Short exercise: Every line of the material that follows must be printed again exactly.

Information given:
--
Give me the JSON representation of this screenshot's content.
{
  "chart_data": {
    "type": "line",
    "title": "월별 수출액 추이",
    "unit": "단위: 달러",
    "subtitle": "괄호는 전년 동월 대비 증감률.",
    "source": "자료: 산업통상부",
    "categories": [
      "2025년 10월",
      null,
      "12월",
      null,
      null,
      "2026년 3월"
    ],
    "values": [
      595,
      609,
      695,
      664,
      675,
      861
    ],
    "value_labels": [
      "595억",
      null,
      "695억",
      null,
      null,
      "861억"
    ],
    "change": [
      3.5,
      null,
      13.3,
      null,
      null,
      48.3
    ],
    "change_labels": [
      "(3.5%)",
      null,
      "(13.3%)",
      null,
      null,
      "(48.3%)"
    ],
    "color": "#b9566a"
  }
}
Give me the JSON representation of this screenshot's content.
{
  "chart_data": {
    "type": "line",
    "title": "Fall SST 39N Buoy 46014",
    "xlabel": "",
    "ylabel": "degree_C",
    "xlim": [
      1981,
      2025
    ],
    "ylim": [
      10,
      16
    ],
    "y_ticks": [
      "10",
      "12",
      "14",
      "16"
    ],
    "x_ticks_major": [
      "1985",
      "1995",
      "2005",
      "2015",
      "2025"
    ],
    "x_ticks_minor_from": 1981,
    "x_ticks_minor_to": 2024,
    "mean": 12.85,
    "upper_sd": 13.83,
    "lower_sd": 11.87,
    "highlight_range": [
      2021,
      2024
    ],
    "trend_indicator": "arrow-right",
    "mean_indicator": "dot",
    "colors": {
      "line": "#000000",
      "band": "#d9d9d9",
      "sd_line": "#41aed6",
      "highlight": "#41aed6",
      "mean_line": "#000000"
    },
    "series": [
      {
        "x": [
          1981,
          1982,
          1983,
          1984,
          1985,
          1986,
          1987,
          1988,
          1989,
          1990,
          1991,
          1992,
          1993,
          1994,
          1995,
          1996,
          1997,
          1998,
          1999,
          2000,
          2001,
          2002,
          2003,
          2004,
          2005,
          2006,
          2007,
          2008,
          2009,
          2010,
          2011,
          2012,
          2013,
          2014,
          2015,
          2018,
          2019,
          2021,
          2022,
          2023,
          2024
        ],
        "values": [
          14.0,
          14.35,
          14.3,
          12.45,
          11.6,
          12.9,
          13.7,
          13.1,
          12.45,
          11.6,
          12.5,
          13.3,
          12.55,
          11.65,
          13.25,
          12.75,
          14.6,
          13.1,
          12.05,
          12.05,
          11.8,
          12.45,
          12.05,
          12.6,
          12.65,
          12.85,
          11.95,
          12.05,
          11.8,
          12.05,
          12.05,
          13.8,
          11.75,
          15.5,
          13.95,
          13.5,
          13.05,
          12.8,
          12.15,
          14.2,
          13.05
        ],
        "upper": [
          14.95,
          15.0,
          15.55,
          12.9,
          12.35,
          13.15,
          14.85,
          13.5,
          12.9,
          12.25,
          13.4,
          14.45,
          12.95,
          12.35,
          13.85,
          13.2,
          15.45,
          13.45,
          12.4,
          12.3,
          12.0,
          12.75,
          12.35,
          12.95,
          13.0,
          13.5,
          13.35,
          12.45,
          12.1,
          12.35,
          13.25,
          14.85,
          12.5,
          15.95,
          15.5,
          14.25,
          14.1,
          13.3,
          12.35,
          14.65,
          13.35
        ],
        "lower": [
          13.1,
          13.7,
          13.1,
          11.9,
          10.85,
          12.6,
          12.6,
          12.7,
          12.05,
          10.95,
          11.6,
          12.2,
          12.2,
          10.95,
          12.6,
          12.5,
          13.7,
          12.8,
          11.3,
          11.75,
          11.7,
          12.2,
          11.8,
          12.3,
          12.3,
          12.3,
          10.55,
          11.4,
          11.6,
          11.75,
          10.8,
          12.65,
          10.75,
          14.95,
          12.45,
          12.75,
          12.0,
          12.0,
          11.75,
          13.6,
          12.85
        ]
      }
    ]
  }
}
--
Solution:
Give me the JSON representation of this screenshot's content.
{
  "chart_data": {
    "type": "line",
    "title": "월별 수출액 추이",
    "unit": "단위: 달러",
    "subtitle": "괄호는 전년 동월 대비 증감률.",
    "source": "자료: 산업통상부",
    "categories": [
      "2025년 10월",
      null,
      "12월",
      null,
      null,
      "2026년 3월"
    ],
    "values": [
      595,
      609,
      695,
      664,
      675,
      861
    ],
    "value_labels": [
      "595억",
      null,
      "695억",
      null,
      null,
      "861억"
    ],
    "change": [
      3.5,
      null,
      13.3,
      null,
      null,
      48.3
    ],
    "change_labels": [
      "(3.5%)",
      null,
      "(13.3%)",
      null,
      null,
      "(48.3%)"
    ],
    "color": "#b9566a"
  }
}
Give me the JSON representation of this screenshot's content.
{
  "chart_data": {
    "type": "line",
    "title": "Fall SST 39N Buoy 46014",
    "xlabel": "",
    "ylabel": "degree_C",
    "xlim": [
      1981,
      2025
    ],
    "ylim": [
      10,
      16
    ],
    "y_ticks": [
      "10",
      "12",
      "14",
      "16"
    ],
    "x_ticks_major": [
      "1985",
      "1995",
      "2005",
      "2015",
      "2025"
    ],
    "x_ticks_minor_from": 1981,
    "x_ticks_minor_to": 2024,
    "mean": 12.85,
    "upper_sd": 13.83,
    "lower_sd": 11.87,
    "highlight_range": [
      2021,
      2024
    ],
    "trend_indicator": "arrow-right",
    "mean_indicator": "dot",
    "colors": {
      "line": "#000000",
      "band": "#d9d9d9",
      "sd_line": "#41aed6",
      "highlight": "#41aed6",
      "mean_line": "#000000"
    },
    "series": [
      {
        "x": [
          1981,
          1982,
          1983,
          1984,
          1985,
          1986,
          1987,
          1988,
          1989,
          1990,
          1991,
          1992,
          1993,
          1994,
          1995,
          1996,
          1997,
          1998,
          1999,
          2000,
          2001,
          2002,
          2003,
          2004,
          2005,
          2006,
          2007,
          2008,
          2009,
          2010,
          2011,
          2012,
          2013,
          2014,
          2015,
          2018,
          2019,
          2021,
          2022,
          2023,
          2024
        ],
        "values": [
          14.0,
          14.35,
          14.3,
          12.45,
          11.6,
          12.9,
          13.7,
          13.1,
          12.45,
          11.6,
          12.5,
          13.3,
          12.55,
          11.65,
          13.25,
          12.75,
          14.6,
          13.1,
          12.05,
          12.05,
          11.8,
          12.45,
          12.05,
          12.6,
          12.65,
          12.85,
          11.95,
          12.05,
          11.8,
          12.05,
          12.05,
          13.8,
          11.75,
          15.5,
          13.95,
          13.5,
          13.05,
          12.8,
          12.15,
          14.2,
          13.05
        ],
        "upper": [
          14.95,
          15.0,
          15.55,
          12.9,
          12.35,
          13.15,
          14.85,
          13.5,
          12.9,
          12.25,
          13.4,
          14.45,
          12.95,
          12.35,
          13.85,
          13.2,
          15.45,
          13.45,
          12.4,
          12.3,
          12.0,
          12.75,
          12.35,
          12.95,
          13.0,
          13.5,
          13.35,
          12.45,
          12.1,
          12.35,
          13.25,
          14.85,
          12.5,
          15.95,
          15.5,
          14.25,
          14.1,
          13.3,
          12.35,
          14.65,
          13.35
        ],
        "lower": [
          13.1,
          13.7,
          13.1,
          11.9,
          10.85,
          12.6,
          12.6,
          12.7,
          12.05,
          10.95,
          11.6,
          12.2,
          12.2,
          10.95,
          12.6,
          12.5,
          13.7,
          12.8,
          11.3,
          11.75,
          11.7,
          12.2,
          11.8,
          12.3,
          12.3,
          12.3,
          10.55,
          11.4,
          11.6,
          11.75,
          10.8,
          12.65,
          10.75,
          14.95,
          12.45,
          12.75,
          12.0,
          12.0,
          11.75,
          13.6,
          12.85
        ]
      }
    ]
  }
}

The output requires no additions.